# start of PROVIDED DATA
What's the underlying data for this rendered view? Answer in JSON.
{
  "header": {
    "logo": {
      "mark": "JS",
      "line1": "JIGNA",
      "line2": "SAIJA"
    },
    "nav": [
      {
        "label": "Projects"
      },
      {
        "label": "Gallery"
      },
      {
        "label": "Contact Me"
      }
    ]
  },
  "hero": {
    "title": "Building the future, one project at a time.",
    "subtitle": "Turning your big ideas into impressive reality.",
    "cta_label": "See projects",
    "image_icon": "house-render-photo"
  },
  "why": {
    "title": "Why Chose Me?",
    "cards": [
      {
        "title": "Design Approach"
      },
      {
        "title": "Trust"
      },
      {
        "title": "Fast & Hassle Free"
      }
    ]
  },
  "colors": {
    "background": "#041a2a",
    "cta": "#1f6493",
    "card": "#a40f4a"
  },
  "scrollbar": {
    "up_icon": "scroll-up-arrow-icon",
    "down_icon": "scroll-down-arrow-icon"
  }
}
# end of PROVIDED DATA
### TASK TO COMPLETE
Copy out the full listing exactly.

### EXERCISE OUTPUT
What's the underlying data for this rendered view? Answer in JSON.
{
  "header": {
    "logo": {
      "mark": "JS",
      "line1": "JIGNA",
      "line2": "SAIJA"
    },
    "nav": [
      {
        "label": "Projects"
      },
      {
        "label": "Gallery"
      },
      {
        "label": "Contact Me"
      }
    ]
  },
  "hero": {
    "title": "Building the future, one project at a time.",
    "subtitle": "Turning your big ideas into impressive reality.",
    "cta_label": "See projects",
    "image_icon": "house-render-photo"
  },
  "why": {
    "title": "Why Chose Me?",
    "cards": [
      {
        "title": "Design Approach"
      },
      {
        "title": "Trust"
      },
      {
        "title": "Fast & Hassle Free"
      }
    ]
  },
  "colors": {
    "background": "#041a2a",
    "cta": "#1f6493",
    "card": "#a40f4a"
  },
  "scrollbar": {
    "up_icon": "scroll-up-arrow-icon",
    "down_icon": "scroll-down-arrow-icon"
  }
}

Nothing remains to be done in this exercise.